Read the records and gather each line that includes "this".

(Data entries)
#####
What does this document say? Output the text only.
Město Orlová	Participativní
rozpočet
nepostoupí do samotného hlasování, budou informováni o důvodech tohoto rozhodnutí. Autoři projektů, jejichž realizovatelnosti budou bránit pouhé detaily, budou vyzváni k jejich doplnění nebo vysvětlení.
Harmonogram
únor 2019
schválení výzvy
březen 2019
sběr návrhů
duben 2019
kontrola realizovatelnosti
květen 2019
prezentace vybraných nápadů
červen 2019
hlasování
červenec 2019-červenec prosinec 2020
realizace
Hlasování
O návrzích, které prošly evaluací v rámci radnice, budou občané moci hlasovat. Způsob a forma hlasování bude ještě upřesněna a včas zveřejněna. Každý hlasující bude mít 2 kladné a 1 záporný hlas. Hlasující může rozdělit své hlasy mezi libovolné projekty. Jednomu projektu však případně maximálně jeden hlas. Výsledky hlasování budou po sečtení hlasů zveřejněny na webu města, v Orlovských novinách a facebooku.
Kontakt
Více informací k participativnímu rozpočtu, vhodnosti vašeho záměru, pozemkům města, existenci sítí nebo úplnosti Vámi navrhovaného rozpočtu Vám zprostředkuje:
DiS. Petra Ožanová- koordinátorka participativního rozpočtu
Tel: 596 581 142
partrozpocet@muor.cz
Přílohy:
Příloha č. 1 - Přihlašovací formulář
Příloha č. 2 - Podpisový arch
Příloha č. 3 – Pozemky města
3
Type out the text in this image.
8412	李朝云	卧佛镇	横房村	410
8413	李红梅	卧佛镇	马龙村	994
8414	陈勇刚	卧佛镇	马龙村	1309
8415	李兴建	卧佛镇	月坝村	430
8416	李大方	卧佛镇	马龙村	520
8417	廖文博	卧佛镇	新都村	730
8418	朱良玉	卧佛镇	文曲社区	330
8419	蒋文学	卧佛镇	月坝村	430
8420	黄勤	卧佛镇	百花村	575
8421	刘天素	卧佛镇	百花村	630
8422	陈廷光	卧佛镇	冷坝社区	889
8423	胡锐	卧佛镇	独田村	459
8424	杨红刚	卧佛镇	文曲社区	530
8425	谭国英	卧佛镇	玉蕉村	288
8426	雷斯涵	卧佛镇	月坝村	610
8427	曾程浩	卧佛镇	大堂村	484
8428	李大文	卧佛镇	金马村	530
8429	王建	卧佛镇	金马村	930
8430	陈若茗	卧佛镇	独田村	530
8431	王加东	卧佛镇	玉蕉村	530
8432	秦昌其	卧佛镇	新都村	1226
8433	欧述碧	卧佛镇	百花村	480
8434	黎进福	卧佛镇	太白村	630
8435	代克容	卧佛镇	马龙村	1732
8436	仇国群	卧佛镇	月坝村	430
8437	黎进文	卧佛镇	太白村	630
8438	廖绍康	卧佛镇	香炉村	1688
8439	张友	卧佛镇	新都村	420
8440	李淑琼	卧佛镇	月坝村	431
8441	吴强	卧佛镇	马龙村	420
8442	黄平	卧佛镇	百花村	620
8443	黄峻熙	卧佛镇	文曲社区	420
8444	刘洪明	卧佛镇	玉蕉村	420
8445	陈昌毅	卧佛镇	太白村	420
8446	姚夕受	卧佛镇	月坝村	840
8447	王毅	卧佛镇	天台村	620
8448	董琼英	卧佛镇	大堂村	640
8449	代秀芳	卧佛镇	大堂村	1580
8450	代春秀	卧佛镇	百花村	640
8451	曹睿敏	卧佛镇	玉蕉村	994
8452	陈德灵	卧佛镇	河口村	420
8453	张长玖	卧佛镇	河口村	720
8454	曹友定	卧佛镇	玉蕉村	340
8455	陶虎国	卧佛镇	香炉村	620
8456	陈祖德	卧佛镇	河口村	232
#####
- [SOLUTION BELOW]:
What does this document say? Output the text only.
Type out the text in this image.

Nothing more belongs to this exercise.